=== Records ===

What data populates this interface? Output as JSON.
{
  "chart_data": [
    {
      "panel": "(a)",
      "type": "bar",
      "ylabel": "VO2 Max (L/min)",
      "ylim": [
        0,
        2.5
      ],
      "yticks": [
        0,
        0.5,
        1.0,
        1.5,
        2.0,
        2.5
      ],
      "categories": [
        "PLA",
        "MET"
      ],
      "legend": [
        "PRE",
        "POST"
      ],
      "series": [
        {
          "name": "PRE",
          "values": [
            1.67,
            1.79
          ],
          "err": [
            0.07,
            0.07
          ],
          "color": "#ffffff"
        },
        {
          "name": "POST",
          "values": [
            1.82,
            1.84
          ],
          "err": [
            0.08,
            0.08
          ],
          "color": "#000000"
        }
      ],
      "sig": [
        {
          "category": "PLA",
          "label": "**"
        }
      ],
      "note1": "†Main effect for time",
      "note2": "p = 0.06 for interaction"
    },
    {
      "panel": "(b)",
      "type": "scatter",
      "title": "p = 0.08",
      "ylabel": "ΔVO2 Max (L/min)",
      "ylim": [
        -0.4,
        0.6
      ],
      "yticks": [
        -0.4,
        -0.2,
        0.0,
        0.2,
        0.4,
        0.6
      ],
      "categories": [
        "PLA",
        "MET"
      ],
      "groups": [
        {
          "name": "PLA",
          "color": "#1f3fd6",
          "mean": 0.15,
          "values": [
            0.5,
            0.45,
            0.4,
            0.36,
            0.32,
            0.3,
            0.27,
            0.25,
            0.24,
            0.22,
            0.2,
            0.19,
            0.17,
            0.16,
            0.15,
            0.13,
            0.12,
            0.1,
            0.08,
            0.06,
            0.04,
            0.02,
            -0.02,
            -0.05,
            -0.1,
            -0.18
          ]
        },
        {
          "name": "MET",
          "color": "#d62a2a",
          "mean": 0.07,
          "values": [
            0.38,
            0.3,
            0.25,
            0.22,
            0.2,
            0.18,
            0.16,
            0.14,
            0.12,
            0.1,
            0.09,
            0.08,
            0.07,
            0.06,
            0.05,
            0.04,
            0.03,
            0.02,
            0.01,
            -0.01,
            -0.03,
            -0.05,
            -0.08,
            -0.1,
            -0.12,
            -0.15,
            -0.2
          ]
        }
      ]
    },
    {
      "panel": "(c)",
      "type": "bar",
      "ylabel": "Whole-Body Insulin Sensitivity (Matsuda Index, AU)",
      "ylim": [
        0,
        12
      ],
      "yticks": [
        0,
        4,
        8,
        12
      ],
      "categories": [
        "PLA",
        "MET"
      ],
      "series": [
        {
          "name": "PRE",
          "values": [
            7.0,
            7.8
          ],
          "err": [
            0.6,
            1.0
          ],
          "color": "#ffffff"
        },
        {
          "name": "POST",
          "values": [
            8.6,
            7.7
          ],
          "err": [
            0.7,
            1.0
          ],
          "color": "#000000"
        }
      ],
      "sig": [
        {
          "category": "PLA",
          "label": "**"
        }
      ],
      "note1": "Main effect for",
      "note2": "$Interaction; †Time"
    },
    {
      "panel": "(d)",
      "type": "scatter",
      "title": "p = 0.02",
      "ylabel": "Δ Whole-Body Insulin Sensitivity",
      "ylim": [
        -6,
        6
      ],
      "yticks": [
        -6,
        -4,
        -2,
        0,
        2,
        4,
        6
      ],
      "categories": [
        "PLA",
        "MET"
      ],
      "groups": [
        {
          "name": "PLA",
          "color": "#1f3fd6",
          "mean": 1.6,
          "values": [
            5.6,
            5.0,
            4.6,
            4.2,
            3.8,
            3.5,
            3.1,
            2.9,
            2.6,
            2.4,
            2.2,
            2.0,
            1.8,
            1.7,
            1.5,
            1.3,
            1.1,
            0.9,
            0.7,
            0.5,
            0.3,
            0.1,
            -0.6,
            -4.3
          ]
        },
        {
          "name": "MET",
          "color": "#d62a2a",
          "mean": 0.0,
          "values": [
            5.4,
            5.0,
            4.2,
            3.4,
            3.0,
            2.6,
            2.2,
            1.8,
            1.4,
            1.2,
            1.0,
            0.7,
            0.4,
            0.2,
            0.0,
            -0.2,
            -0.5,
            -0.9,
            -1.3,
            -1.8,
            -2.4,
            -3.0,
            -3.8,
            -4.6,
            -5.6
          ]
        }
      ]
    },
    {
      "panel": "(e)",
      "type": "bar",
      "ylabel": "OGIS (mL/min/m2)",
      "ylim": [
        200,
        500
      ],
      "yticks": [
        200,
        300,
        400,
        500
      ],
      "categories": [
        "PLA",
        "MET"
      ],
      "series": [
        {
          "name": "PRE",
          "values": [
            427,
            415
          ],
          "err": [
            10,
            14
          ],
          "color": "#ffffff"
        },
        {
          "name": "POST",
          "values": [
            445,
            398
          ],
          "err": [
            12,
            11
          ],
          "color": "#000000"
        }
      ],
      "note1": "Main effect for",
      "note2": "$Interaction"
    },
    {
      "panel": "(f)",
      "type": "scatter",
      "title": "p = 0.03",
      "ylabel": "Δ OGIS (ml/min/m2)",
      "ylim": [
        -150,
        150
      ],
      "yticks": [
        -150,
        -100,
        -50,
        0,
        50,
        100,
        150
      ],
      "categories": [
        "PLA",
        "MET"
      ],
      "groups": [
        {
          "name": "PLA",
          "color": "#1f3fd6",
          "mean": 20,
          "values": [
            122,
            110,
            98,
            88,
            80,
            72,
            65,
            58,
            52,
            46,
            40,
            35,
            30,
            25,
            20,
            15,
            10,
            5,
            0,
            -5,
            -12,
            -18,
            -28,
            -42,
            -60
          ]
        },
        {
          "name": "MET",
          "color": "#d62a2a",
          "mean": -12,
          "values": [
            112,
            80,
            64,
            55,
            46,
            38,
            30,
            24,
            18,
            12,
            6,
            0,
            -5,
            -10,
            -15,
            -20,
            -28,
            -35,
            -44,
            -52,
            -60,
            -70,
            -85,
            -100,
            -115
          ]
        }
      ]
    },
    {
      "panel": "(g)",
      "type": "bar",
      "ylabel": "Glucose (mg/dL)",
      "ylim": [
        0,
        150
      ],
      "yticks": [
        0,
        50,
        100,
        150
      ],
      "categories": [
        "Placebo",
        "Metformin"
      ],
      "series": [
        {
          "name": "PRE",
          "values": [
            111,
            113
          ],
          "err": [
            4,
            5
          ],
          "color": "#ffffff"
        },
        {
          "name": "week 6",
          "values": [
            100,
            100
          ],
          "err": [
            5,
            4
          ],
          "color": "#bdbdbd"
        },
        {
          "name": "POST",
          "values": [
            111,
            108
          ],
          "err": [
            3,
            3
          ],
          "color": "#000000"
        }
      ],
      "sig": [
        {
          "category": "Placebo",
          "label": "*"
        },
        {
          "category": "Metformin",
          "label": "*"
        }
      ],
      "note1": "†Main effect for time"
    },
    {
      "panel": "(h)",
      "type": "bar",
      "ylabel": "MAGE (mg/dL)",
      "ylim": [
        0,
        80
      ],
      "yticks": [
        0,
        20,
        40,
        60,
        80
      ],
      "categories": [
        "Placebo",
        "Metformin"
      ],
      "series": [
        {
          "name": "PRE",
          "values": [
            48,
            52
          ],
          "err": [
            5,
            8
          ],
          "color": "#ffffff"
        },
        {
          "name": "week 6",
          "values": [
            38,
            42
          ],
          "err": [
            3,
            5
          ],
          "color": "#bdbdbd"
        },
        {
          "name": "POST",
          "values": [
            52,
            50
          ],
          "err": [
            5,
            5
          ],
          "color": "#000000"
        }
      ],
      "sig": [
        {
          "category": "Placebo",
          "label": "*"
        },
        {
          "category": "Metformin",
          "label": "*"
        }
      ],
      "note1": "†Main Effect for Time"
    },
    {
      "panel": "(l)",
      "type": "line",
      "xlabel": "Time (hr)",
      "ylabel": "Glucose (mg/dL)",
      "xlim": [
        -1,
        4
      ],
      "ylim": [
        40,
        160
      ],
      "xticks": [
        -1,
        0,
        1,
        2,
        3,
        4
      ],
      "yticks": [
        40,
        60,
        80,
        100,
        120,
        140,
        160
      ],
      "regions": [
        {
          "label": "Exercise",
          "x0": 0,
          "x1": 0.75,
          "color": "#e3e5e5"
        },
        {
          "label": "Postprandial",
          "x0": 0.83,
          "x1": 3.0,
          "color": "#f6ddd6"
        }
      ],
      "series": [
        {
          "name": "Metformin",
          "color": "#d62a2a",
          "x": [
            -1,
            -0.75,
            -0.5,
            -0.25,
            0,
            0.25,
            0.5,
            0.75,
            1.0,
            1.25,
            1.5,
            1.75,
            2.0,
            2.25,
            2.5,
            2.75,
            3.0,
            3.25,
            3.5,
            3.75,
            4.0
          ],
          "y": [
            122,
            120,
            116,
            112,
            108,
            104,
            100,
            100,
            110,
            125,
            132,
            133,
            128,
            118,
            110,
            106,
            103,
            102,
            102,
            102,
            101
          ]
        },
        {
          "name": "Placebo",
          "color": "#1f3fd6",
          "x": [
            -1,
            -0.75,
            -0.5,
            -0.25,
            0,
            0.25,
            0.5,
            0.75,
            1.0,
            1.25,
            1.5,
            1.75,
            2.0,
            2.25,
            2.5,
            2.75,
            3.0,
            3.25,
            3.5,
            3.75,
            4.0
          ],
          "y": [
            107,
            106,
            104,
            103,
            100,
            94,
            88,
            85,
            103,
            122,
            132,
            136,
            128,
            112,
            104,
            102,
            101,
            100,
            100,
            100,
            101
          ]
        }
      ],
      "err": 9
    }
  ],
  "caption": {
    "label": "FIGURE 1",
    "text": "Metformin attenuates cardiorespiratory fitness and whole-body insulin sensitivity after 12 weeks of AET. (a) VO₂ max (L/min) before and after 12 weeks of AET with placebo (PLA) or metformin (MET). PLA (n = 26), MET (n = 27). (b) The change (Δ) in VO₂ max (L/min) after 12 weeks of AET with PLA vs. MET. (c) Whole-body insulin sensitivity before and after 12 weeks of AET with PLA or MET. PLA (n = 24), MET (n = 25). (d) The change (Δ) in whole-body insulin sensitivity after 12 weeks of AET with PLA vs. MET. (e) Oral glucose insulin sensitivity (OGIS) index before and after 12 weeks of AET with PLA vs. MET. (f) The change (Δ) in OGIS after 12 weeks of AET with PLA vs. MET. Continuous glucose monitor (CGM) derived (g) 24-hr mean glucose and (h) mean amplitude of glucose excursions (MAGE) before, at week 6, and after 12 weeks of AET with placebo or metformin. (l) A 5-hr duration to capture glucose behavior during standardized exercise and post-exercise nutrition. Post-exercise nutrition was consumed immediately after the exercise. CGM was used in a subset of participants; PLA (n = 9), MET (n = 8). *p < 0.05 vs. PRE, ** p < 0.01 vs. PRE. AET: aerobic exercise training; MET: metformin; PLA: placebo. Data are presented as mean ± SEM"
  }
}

===

## Your goal
Gather all lines from the records above in which "OGIS" appears.

## Final answer
      "ylabel": "OGIS (mL/min/m2)",
      "ylabel": "Δ OGIS (ml/min/m2)",
    "text": "Metformin attenuates cardiorespiratory fitness and whole-body insulin sensitivity after 12 weeks of AET. (a) VO₂ max (L/min) before and after 12 weeks of AET with placebo (PLA) or metformin (MET). PLA (n = 26), MET (n = 27). (b) The change (Δ) in VO₂ max (L/min) after 12 weeks of AET with PLA vs. MET. (c) Whole-body insulin sensitivity before and after 12 weeks of AET with PLA or MET. PLA (n = 24), MET (n = 25). (d) The change (Δ) in whole-body insulin sensitivity after 12 weeks of AET with PLA vs. MET. (e) Oral glucose insulin sensitivity (OGIS) index before and after 12 weeks of AET with PLA vs. MET. (f) The change (Δ) in OGIS after 12 weeks of AET with PLA vs. MET. Continuous glucose monitor (CGM) derived (g) 24-hr mean glucose and (h) mean amplitude of glucose excursions (MAGE) before, at week 6, and after 12 weeks of AET with placebo or metformin. (l) A 5-hr duration to capture glucose behavior during standardized exercise and post-exercise nutrition. Post-exercise nutrition was consumed immediately after the exercise. CGM was used in a subset of participants; PLA (n = 9), MET (n = 8). *p < 0.05 vs. PRE, ** p < 0.01 vs. PRE. AET: aerobic exercise training; MET: metformin; PLA: placebo. Data are presented as mean ± SEM"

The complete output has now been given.